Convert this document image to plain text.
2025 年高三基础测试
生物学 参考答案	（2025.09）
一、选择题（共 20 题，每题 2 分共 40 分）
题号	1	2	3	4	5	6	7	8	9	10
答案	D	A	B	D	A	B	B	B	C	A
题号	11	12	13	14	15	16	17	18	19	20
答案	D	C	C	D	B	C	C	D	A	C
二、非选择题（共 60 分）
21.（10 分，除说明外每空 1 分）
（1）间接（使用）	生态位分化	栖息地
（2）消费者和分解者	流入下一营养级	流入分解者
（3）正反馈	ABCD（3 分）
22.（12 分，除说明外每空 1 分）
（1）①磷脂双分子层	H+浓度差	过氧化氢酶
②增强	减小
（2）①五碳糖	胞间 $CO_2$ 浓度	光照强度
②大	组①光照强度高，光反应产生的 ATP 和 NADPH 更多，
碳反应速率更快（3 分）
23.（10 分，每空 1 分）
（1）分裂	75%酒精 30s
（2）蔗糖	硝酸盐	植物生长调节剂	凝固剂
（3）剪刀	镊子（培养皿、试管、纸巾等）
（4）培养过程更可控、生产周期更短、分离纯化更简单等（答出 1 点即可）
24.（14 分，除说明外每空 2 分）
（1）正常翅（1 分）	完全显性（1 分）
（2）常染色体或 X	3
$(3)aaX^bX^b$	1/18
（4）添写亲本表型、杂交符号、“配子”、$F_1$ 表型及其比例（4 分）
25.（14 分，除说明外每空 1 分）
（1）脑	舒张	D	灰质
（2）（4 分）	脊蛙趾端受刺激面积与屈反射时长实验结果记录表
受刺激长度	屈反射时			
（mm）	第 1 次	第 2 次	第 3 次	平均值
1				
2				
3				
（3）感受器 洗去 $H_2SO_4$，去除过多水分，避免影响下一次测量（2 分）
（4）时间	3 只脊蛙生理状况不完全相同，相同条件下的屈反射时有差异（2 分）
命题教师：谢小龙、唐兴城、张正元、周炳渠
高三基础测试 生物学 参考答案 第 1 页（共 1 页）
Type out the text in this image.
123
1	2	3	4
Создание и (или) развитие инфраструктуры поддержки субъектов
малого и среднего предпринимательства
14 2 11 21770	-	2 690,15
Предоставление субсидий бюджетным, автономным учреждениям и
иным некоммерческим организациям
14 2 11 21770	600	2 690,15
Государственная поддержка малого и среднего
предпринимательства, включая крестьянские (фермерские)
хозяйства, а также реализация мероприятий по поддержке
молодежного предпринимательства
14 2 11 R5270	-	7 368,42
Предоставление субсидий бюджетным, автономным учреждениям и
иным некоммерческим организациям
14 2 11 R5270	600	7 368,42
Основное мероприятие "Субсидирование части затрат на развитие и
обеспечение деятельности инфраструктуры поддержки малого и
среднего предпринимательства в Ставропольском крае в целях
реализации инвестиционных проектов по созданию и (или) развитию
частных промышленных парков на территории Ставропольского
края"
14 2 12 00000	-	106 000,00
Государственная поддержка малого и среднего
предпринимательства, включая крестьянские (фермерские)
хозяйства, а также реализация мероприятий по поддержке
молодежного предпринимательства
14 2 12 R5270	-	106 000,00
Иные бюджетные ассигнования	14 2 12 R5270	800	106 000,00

──────────────────────────────

▸ Directions for this task
Output all of the data again. Match it exactly.

▸ Correct answer
Convert this document image to plain text.
2025 年高三基础测试
生物学 参考答案	（2025.09）
一、选择题（共 20 题，每题 2 分共 40 分）
题号	1	2	3	4	5	6	7	8	9	10
答案	D	A	B	D	A	B	B	B	C	A
题号	11	12	13	14	15	16	17	18	19	20
答案	D	C	C	D	B	C	C	D	A	C
二、非选择题（共 60 分）
21.（10 分，除说明外每空 1 分）
（1）间接（使用）	生态位分化	栖息地
（2）消费者和分解者	流入下一营养级	流入分解者
（3）正反馈	ABCD（3 分）
22.（12 分，除说明外每空 1 分）
（1）①磷脂双分子层	H+浓度差	过氧化氢酶
②增强	减小
（2）①五碳糖	胞间 $CO_2$ 浓度	光照强度
②大	组①光照强度高，光反应产生的 ATP 和 NADPH 更多，
碳反应速率更快（3 分）
23.（10 分，每空 1 分）
（1）分裂	75%酒精 30s
（2）蔗糖	硝酸盐	植物生长调节剂	凝固剂
（3）剪刀	镊子（培养皿、试管、纸巾等）
（4）培养过程更可控、生产周期更短、分离纯化更简单等（答出 1 点即可）
24.（14 分，除说明外每空 2 分）
（1）正常翅（1 分）	完全显性（1 分）
（2）常染色体或 X	3
$(3)aaX^bX^b$	1/18
（4）添写亲本表型、杂交符号、“配子”、$F_1$ 表型及其比例（4 分）
25.（14 分，除说明外每空 1 分）
（1）脑	舒张	D	灰质
（2）（4 分）	脊蛙趾端受刺激面积与屈反射时长实验结果记录表
受刺激长度	屈反射时			
（mm）	第 1 次	第 2 次	第 3 次	平均值
1				
2				
3				
（3）感受器 洗去 $H_2SO_4$，去除过多水分，避免影响下一次测量（2 分）
（4）时间	3 只脊蛙生理状况不完全相同，相同条件下的屈反射时有差异（2 分）
命题教师：谢小龙、唐兴城、张正元、周炳渠
高三基础测试 生物学 参考答案 第 1 页（共 1 页）
Type out the text in this image.
123
1	2	3	4
Создание и (или) развитие инфраструктуры поддержки субъектов
малого и среднего предпринимательства
14 2 11 21770	-	2 690,15
Предоставление субсидий бюджетным, автономным учреждениям и
иным некоммерческим организациям
14 2 11 21770	600	2 690,15
Государственная поддержка малого и среднего
предпринимательства, включая крестьянские (фермерские)
хозяйства, а также реализация мероприятий по поддержке
молодежного предпринимательства
14 2 11 R5270	-	7 368,42
Предоставление субсидий бюджетным, автономным учреждениям и
иным некоммерческим организациям
14 2 11 R5270	600	7 368,42
Основное мероприятие "Субсидирование части затрат на развитие и
обеспечение деятельности инфраструктуры поддержки малого и
среднего предпринимательства в Ставропольском крае в целях
реализации инвестиционных проектов по созданию и (или) развитию
частных промышленных парков на территории Ставропольского
края"
14 2 12 00000	-	106 000,00
Государственная поддержка малого и среднего
предпринимательства, включая крестьянские (фермерские)
хозяйства, а также реализация мероприятий по поддержке
молодежного предпринимательства
14 2 12 R5270	-	106 000,00
Иные бюджетные ассигнования	14 2 12 R5270	800	106 000,00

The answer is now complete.